Short exercise:
All of the data needs to be repeated exactly.

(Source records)
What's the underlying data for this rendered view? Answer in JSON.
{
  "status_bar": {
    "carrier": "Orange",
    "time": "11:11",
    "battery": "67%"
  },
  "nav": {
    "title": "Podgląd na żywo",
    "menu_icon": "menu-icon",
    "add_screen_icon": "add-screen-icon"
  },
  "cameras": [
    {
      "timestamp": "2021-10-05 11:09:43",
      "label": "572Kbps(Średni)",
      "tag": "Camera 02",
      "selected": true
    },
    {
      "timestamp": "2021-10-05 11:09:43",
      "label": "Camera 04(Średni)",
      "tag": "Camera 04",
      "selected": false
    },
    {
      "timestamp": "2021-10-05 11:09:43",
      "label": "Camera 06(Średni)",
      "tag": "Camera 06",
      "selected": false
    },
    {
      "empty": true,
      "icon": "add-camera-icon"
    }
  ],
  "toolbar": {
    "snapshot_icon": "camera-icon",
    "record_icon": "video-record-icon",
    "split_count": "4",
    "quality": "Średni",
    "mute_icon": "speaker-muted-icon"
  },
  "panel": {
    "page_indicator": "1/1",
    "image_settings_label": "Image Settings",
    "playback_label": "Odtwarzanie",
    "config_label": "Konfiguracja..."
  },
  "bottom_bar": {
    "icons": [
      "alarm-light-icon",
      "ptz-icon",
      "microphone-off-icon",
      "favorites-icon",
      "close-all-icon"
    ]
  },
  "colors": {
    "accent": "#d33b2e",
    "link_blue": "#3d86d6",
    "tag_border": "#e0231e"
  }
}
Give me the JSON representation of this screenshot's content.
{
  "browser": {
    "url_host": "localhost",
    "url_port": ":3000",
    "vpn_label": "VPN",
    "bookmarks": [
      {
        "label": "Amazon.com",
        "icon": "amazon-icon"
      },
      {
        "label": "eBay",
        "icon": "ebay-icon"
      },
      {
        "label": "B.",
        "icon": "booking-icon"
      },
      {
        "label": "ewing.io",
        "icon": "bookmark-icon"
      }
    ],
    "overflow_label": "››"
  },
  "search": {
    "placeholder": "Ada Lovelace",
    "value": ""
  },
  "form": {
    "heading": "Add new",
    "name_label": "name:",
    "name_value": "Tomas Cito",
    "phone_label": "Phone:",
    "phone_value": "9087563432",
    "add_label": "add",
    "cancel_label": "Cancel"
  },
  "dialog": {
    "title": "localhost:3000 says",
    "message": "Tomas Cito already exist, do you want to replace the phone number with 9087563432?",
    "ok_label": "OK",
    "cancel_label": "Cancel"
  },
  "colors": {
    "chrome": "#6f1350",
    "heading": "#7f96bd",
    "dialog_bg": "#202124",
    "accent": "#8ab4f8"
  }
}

The answer:
What's the underlying data for this rendered view? Answer in JSON.
{
  "status_bar": {
    "carrier": "Orange",
    "time": "11:11",
    "battery": "67%"
  },
  "nav": {
    "title": "Podgląd na żywo",
    "menu_icon": "menu-icon",
    "add_screen_icon": "add-screen-icon"
  },
  "cameras": [
    {
      "timestamp": "2021-10-05 11:09:43",
      "label": "572Kbps(Średni)",
      "tag": "Camera 02",
      "selected": true
    },
    {
      "timestamp": "2021-10-05 11:09:43",
      "label": "Camera 04(Średni)",
      "tag": "Camera 04",
      "selected": false
    },
    {
      "timestamp": "2021-10-05 11:09:43",
      "label": "Camera 06(Średni)",
      "tag": "Camera 06",
      "selected": false
    },
    {
      "empty": true,
      "icon": "add-camera-icon"
    }
  ],
  "toolbar": {
    "snapshot_icon": "camera-icon",
    "record_icon": "video-record-icon",
    "split_count": "4",
    "quality": "Średni",
    "mute_icon": "speaker-muted-icon"
  },
  "panel": {
    "page_indicator": "1/1",
    "image_settings_label": "Image Settings",
    "playback_label": "Odtwarzanie",
    "config_label": "Konfiguracja..."
  },
  "bottom_bar": {
    "icons": [
      "alarm-light-icon",
      "ptz-icon",
      "microphone-off-icon",
      "favorites-icon",
      "close-all-icon"
    ]
  },
  "colors": {
    "accent": "#d33b2e",
    "link_blue": "#3d86d6",
    "tag_border": "#e0231e"
  }
}
Give me the JSON representation of this screenshot's content.
{
  "browser": {
    "url_host": "localhost",
    "url_port": ":3000",
    "vpn_label": "VPN",
    "bookmarks": [
      {
        "label": "Amazon.com",
        "icon": "amazon-icon"
      },
      {
        "label": "eBay",
        "icon": "ebay-icon"
      },
      {
        "label": "B.",
        "icon": "booking-icon"
      },
      {
        "label": "ewing.io",
        "icon": "bookmark-icon"
      }
    ],
    "overflow_label": "››"
  },
  "search": {
    "placeholder": "Ada Lovelace",
    "value": ""
  },
  "form": {
    "heading": "Add new",
    "name_label": "name:",
    "name_value": "Tomas Cito",
    "phone_label": "Phone:",
    "phone_value": "9087563432",
    "add_label": "add",
    "cancel_label": "Cancel"
  },
  "dialog": {
    "title": "localhost:3000 says",
    "message": "Tomas Cito already exist, do you want to replace the phone number with 9087563432?",
    "ok_label": "OK",
    "cancel_label": "Cancel"
  },
  "colors": {
    "chrome": "#6f1350",
    "heading": "#7f96bd",
    "dialog_bg": "#202124",
    "accent": "#8ab4f8"
  }
}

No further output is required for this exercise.